• _What the task requires_
Report the count of lines holding "dwarf" in the records, with no other words.

• _Data to process_
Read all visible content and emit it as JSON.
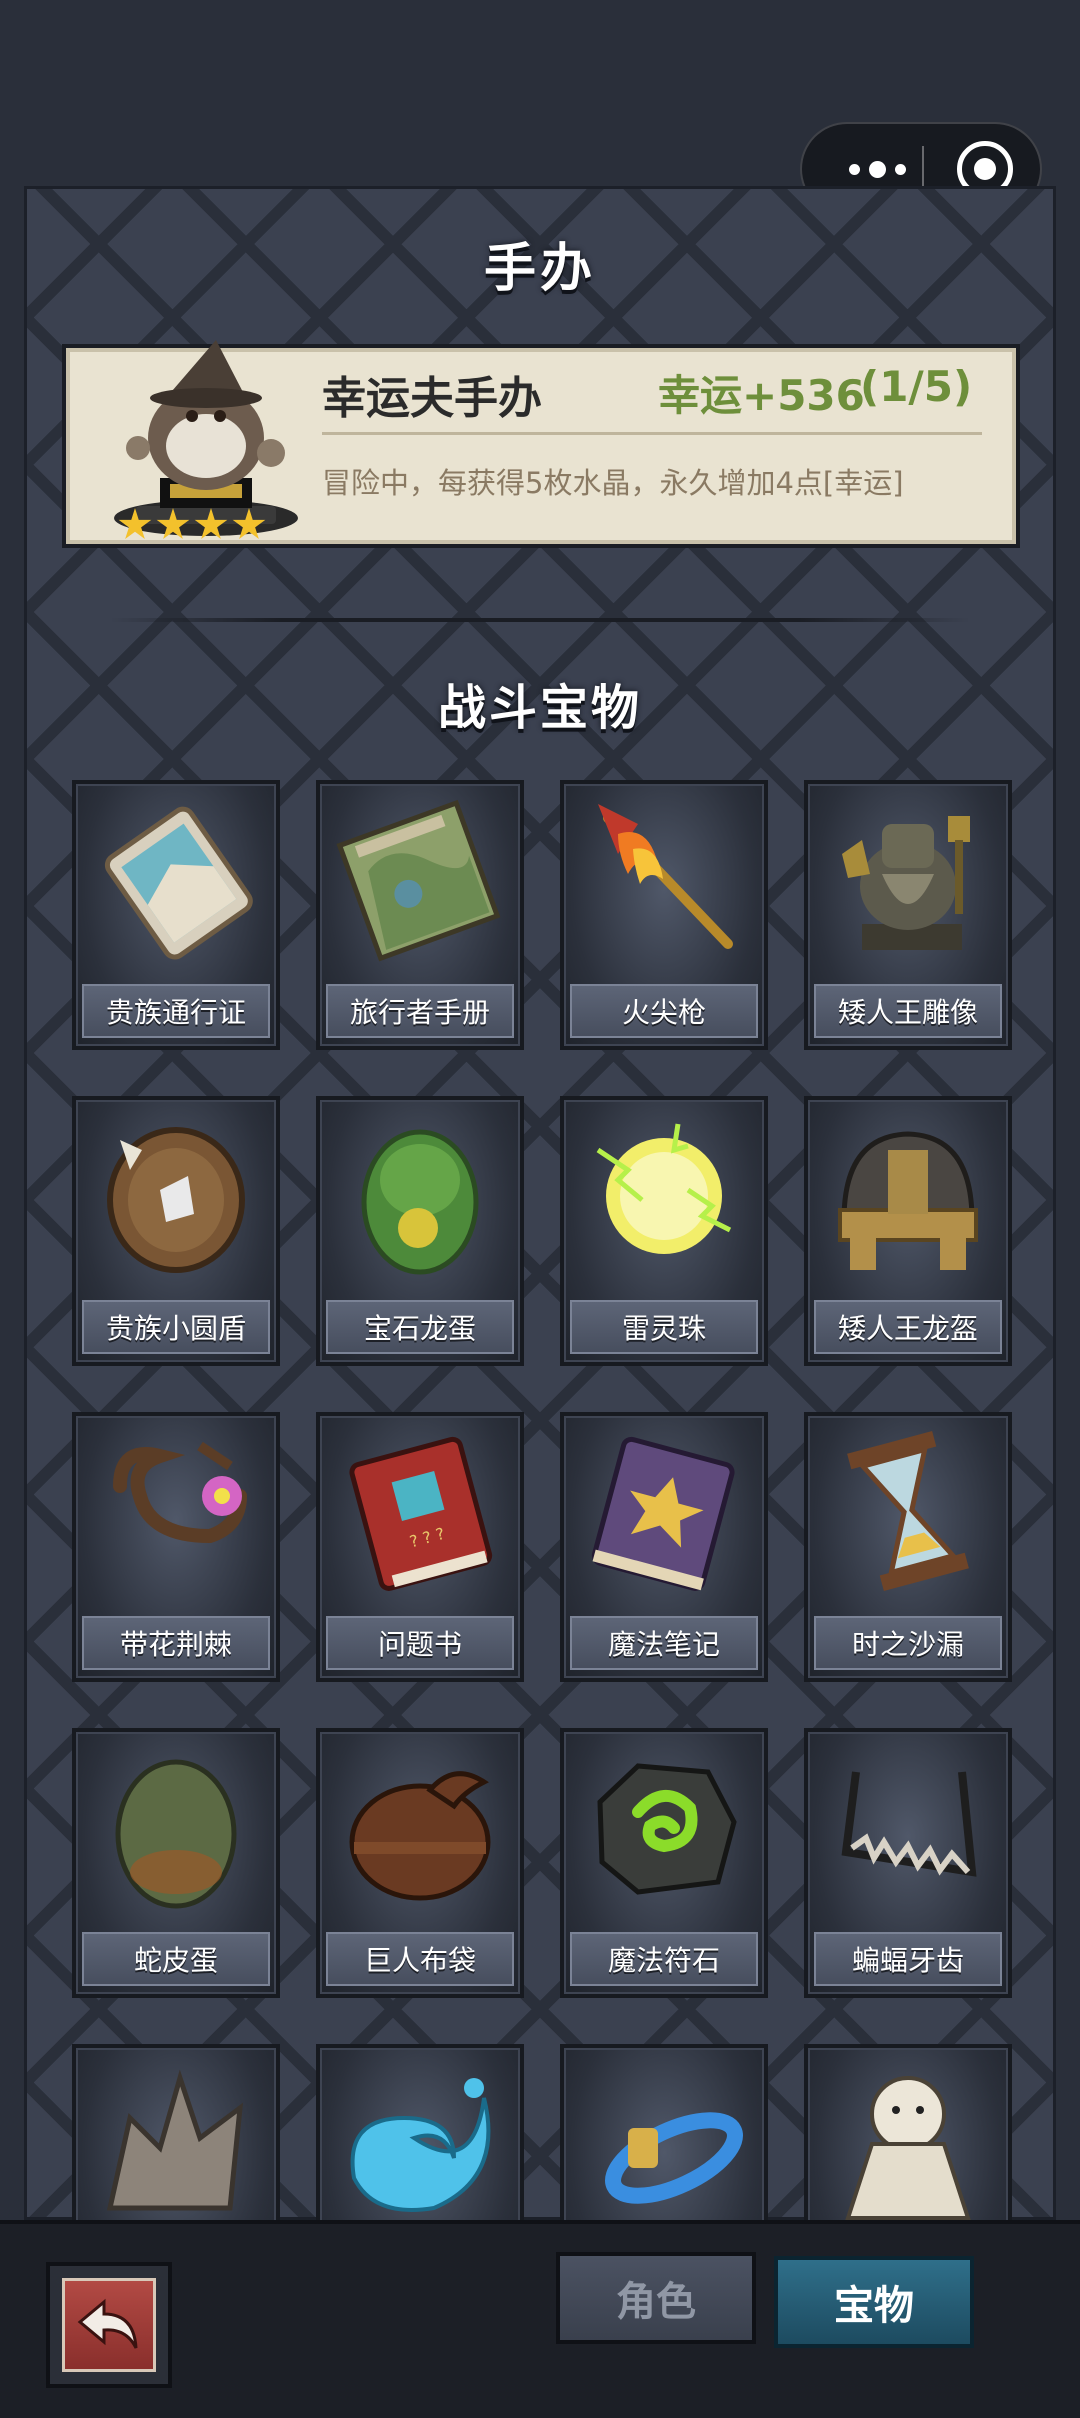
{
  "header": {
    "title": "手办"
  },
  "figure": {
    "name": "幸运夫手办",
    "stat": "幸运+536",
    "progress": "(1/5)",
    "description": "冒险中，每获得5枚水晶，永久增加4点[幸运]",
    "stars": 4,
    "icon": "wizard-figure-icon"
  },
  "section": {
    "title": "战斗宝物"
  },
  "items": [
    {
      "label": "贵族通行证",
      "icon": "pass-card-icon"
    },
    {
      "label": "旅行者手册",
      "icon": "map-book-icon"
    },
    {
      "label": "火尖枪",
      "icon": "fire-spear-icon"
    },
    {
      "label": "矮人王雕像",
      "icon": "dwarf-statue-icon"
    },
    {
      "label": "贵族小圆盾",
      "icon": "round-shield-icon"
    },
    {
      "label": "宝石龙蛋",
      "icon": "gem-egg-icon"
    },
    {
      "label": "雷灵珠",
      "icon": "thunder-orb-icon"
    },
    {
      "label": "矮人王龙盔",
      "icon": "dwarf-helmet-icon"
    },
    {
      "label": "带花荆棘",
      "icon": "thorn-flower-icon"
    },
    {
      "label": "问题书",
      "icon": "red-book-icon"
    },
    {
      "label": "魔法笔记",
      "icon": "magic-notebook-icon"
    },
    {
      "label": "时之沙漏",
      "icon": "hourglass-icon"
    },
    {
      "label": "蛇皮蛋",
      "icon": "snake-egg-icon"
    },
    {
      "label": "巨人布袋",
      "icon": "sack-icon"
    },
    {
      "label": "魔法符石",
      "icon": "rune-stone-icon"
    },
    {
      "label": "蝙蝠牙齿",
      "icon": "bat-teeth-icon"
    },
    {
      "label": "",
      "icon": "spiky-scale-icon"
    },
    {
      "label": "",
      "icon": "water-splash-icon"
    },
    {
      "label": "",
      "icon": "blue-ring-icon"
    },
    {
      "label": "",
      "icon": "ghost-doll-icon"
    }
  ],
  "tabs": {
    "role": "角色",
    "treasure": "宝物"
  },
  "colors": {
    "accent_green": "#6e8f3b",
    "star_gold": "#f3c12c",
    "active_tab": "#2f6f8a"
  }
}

• _Result for this exercise_
2